Records from a data source:
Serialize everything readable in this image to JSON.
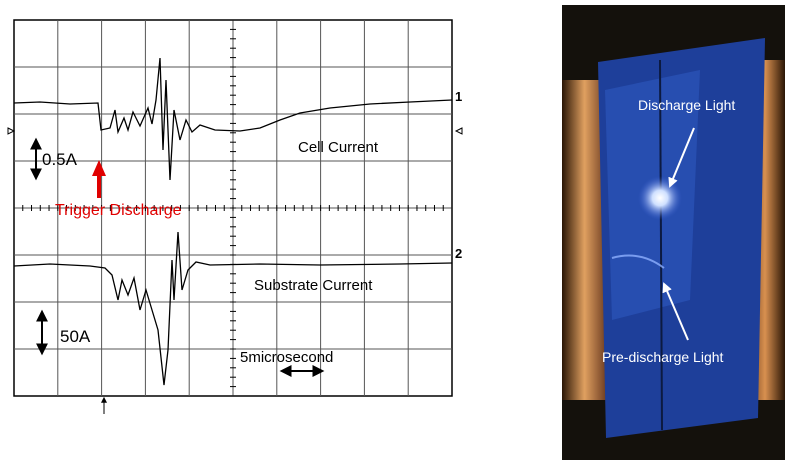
{
  "scope": {
    "channel_1": "1",
    "channel_2": "2",
    "cell_scale": "0.5A",
    "cell_label": "Cell Current",
    "trigger_label": "Trigger Discharge",
    "substrate_label": "Substrate Current",
    "substrate_scale": "50A",
    "time_scale": "5microsecond"
  },
  "photo": {
    "discharge_label": "Discharge Light",
    "pre_discharge_label": "Pre-discharge Light"
  }
}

» Stated problem:
Set the data above down again exactly as given, with no pictures.

» Answer:
Serialize everything readable in this image to JSON.
{
  "scope": {
    "channel_1": "1",
    "channel_2": "2",
    "cell_scale": "0.5A",
    "cell_label": "Cell Current",
    "trigger_label": "Trigger Discharge",
    "substrate_label": "Substrate Current",
    "substrate_scale": "50A",
    "time_scale": "5microsecond"
  },
  "photo": {
    "discharge_label": "Discharge Light",
    "pre_discharge_label": "Pre-discharge Light"
  }
}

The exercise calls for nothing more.